Currently Reading – Overdressed

I first read about Elizabeth Cline’s work through her blog, The Good Closet.  On it she has been encouraging people to send her photos of their closets, the point being that it was a graphic demonstration that we all have too much stuff.

Turns our she’s been busy writing more than a blog.  Yesterday her book, Overdressed, The Shockingly High Price of Cheap Fashion was released, and due to the very good press the book has been receiving, I knew I’d be interested in her message.  So I downloaded the book to Kindle and quickly read through it.  I plan to go back and re-read it, as there was just so much information it was hard to absorb it all.

So what exactly is the high price we are paying for fast, cheap fashion?  There are quite a few things, starting with the collapse of the American clothing and textile industries.  We went from having almost all our clothing made in the US in 1960, to an estimated 2-5% today.  Living in a state that was highly dependent on textile jobs, I can tell you the negative effect this has had on the economy of North Carolina.

But the problems go much, much farther.  Much of the textile and clothing production moved to countries when environmental laws are practically nonexistent.  It is an ecological disaster of major proportion with piles of polyester scraps littering the landscape and dyes being dumped directly into streams.  These countries also have few laws to protect workers, and the minimum wage which is the norm in clothing factories, is not a proper living wage.

None of these ideas are surprising, as these problems are well publicized.  But Cline brings up a very interesting point, one that I had floating in the back of my mind, but had not seen the scope that she presented.  And that is that much of our clothing has become so cheap that it is considered to be little more than disposable.  And in fact, clothing is being consumed at an alarming rate in first world countries, and there are indications that the tendency to over-consume is spreading to countries like China, where clothing consumption has been very low due to the poverty of the population.

::::::::::

The exercise »
Copy the passage of the post about Overdressed above word for word, from "None of these" to "of the population.".

::::::::::

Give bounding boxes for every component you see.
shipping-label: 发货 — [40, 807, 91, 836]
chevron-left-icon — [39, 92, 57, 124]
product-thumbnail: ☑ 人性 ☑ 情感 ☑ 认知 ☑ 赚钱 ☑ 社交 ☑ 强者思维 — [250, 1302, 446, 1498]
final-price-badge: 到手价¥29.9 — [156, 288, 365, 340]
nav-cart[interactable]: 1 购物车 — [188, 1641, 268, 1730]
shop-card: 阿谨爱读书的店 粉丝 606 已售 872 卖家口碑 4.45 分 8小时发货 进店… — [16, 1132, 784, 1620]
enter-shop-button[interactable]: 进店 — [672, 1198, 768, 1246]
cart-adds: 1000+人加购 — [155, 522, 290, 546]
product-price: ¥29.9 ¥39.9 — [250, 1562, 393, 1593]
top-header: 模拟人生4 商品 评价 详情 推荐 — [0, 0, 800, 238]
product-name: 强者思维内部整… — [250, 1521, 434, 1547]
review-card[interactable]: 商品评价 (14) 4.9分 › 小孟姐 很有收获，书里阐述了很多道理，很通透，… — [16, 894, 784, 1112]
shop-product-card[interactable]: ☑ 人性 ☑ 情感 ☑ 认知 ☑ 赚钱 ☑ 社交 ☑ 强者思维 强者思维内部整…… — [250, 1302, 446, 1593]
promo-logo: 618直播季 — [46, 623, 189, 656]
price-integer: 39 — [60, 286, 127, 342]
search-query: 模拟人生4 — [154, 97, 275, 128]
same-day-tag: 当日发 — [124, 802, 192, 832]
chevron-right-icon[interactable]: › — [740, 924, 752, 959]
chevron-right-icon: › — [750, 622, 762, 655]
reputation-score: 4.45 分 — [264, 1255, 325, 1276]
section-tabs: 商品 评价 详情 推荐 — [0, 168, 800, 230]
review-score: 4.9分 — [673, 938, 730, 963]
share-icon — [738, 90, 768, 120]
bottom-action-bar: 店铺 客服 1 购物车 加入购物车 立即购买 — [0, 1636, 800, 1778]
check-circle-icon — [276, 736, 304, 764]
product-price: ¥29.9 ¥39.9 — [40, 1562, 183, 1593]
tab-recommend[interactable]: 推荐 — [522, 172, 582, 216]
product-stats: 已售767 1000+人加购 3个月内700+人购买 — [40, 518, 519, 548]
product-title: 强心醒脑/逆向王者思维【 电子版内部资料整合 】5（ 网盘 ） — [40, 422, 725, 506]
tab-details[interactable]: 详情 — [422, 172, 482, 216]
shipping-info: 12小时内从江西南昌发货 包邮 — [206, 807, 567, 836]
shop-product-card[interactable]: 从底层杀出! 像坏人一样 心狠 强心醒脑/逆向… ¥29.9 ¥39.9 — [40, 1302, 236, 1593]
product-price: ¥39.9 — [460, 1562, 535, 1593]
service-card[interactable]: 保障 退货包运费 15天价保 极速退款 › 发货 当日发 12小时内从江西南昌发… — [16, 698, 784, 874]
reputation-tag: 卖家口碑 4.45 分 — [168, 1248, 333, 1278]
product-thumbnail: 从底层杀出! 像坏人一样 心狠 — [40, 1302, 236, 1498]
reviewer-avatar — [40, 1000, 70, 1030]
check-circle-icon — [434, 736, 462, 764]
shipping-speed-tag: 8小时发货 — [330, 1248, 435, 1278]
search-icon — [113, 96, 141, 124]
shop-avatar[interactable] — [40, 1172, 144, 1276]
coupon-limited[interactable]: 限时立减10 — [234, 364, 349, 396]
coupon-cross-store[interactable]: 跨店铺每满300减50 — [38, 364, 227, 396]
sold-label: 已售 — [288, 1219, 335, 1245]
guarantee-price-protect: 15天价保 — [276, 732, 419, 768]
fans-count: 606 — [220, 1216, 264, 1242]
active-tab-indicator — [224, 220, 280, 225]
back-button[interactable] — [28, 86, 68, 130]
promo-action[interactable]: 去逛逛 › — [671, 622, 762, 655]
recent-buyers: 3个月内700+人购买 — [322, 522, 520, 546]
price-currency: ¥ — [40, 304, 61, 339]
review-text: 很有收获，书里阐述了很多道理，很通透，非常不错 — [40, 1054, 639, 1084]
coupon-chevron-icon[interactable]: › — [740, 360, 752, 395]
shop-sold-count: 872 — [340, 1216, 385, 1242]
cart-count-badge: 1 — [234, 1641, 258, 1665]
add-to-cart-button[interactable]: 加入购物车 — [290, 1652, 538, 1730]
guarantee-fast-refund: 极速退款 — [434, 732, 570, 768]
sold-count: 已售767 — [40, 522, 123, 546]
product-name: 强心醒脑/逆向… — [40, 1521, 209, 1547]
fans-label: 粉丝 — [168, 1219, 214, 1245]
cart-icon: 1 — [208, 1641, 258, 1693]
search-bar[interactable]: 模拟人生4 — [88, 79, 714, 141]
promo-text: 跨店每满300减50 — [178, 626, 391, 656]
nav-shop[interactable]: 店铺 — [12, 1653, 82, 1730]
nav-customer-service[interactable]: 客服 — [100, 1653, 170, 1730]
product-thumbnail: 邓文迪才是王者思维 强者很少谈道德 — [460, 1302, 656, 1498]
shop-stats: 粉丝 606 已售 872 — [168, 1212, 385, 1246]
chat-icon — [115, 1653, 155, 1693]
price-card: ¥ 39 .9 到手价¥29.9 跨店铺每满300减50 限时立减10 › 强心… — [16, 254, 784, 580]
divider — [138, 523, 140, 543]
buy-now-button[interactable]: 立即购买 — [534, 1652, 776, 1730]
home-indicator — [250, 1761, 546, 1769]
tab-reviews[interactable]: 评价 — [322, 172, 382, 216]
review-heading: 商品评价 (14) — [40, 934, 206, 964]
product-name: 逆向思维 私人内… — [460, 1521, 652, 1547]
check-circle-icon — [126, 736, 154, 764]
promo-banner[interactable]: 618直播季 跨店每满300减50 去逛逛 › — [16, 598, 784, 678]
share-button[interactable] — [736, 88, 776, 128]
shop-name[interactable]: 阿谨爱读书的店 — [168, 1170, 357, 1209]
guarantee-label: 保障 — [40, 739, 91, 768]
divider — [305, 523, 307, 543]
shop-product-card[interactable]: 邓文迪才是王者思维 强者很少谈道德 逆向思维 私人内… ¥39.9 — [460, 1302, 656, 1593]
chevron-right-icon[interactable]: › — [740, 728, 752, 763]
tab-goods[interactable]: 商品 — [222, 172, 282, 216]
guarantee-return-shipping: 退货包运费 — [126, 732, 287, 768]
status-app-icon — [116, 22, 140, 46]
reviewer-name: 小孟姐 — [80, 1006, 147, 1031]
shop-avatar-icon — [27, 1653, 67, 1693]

::::::::::

Exercise output »
None of these ideas are surprising, as these problems are well publicized.  But Cline brings up a very interesting point, one that I had floating in the back of my mind, but had not seen the scope that she presented.  And that is that much of our clothing has become so cheap that it is considered to be little more than disposable.  And in fact, clothing is being consumed at an alarming rate in first world countries, and there are indications that the tendency to over-consume is spreading to countries like China, where clothing consumption has been very low due to the poverty of the population.